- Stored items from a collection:
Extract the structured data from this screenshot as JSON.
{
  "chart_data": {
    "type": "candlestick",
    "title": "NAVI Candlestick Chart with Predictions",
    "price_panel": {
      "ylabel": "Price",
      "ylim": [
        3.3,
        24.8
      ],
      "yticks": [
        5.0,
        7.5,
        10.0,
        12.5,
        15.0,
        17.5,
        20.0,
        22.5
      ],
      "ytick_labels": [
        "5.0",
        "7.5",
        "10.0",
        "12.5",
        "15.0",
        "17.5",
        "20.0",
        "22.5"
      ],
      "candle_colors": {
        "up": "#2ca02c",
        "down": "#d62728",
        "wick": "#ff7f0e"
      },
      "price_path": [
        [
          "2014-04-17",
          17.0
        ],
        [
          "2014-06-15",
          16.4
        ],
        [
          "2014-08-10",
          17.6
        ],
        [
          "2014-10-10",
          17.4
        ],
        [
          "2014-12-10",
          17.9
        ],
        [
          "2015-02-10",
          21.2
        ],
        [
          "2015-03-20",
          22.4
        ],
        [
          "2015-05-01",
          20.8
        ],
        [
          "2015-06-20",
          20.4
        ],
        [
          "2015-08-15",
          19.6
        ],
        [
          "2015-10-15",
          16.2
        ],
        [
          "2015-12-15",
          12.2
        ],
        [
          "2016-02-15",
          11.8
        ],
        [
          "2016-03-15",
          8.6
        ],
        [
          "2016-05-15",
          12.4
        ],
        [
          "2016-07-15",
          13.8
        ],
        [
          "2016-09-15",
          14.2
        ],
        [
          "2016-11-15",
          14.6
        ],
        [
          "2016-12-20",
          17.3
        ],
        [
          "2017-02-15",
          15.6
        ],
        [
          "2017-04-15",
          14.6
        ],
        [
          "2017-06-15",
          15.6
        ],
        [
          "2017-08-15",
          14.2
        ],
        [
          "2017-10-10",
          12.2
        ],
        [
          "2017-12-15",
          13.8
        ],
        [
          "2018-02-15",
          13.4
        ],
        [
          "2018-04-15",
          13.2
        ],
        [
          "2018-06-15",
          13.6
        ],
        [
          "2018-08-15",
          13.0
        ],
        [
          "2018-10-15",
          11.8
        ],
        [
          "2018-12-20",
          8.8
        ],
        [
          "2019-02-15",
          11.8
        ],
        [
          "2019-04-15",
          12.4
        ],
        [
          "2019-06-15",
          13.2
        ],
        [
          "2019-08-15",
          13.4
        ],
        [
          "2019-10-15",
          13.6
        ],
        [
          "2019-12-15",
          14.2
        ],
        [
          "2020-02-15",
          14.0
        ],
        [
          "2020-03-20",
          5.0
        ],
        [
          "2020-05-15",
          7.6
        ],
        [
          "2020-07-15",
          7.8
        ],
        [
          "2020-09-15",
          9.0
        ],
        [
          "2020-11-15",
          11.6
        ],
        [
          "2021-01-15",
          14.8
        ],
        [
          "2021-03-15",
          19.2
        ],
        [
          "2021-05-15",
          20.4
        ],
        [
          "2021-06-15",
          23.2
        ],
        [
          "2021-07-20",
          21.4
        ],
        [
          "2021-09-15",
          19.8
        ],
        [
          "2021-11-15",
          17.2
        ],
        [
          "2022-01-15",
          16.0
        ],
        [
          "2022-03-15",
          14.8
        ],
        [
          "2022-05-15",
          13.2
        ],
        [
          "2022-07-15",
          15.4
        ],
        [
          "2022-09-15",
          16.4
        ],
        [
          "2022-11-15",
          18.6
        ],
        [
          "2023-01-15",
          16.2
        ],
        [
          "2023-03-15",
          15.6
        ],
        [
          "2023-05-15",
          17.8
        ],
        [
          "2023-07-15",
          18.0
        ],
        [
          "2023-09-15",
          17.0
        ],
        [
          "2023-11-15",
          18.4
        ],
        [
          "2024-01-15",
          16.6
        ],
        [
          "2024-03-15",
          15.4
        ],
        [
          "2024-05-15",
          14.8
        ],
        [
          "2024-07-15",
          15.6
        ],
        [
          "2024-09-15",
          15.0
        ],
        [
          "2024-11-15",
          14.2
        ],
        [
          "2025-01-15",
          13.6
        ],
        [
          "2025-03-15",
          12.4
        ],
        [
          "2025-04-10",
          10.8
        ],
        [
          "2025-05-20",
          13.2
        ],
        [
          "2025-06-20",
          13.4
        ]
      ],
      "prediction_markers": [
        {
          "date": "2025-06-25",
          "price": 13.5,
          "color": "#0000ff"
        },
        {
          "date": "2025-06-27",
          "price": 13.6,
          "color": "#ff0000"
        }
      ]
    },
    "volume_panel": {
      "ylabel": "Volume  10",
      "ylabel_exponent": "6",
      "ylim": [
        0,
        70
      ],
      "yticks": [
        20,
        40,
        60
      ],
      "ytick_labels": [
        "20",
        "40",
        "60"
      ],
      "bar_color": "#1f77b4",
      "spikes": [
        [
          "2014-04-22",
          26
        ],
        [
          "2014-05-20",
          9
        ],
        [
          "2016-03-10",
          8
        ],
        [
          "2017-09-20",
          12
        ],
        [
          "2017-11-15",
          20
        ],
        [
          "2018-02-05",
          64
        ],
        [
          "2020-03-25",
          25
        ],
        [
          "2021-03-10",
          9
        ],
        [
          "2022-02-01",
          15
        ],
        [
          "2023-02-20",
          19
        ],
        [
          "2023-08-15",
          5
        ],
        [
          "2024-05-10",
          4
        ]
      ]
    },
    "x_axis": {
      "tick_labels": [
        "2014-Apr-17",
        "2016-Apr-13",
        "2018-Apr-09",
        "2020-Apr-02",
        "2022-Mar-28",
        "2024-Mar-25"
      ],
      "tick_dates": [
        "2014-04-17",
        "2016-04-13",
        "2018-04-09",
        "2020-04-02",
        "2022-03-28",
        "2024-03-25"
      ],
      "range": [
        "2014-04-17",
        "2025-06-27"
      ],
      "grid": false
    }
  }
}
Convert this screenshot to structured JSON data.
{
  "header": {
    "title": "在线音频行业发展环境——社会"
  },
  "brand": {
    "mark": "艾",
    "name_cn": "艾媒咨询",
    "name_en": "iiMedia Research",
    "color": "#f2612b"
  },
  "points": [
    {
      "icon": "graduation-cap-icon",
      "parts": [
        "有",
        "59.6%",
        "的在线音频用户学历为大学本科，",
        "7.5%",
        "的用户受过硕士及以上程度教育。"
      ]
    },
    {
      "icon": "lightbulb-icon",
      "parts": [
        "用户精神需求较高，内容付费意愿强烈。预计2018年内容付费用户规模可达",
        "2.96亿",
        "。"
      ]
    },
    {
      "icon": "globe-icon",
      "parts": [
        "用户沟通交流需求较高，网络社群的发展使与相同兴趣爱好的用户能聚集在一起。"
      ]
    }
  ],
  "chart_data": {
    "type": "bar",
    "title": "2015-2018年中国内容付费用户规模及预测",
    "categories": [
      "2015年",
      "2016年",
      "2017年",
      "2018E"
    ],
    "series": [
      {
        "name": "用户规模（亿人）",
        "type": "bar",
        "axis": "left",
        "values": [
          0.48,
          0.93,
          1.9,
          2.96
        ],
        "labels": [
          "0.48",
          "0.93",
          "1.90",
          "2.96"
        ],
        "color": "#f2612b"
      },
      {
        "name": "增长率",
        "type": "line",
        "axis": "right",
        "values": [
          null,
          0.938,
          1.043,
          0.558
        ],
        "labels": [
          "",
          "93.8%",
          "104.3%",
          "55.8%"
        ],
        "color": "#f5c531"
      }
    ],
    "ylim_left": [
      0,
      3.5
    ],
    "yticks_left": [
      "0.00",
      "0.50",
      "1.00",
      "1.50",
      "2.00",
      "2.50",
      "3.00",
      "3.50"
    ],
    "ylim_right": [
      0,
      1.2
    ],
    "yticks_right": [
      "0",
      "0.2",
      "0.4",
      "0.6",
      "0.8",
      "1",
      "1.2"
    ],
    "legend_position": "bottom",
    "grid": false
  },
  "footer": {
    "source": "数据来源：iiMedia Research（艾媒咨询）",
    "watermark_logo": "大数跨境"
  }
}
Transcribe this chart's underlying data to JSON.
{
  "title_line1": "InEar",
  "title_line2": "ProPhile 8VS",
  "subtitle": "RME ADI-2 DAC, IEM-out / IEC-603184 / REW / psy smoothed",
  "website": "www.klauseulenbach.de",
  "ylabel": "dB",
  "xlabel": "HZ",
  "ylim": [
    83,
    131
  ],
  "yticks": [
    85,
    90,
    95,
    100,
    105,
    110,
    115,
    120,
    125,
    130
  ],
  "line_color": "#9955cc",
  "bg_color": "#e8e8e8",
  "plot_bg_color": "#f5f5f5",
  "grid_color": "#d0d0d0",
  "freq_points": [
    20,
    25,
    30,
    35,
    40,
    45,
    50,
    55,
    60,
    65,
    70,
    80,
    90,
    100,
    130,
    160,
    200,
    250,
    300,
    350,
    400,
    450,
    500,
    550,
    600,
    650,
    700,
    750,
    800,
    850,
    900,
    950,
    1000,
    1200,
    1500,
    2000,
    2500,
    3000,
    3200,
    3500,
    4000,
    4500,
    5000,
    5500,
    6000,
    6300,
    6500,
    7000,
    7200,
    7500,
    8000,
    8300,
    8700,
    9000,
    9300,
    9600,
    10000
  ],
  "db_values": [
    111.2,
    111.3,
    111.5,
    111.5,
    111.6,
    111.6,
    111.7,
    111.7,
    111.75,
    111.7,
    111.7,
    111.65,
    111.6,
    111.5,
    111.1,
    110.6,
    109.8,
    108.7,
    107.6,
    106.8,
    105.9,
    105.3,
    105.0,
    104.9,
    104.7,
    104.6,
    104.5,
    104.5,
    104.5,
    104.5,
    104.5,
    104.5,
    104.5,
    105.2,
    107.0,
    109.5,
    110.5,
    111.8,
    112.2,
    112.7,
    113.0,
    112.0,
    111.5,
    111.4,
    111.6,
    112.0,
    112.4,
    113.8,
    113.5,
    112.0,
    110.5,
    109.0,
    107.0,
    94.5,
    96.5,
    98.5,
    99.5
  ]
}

- Requirement: Of all the lines in the data above, state how many include "type". Say only the number.

- Result: 4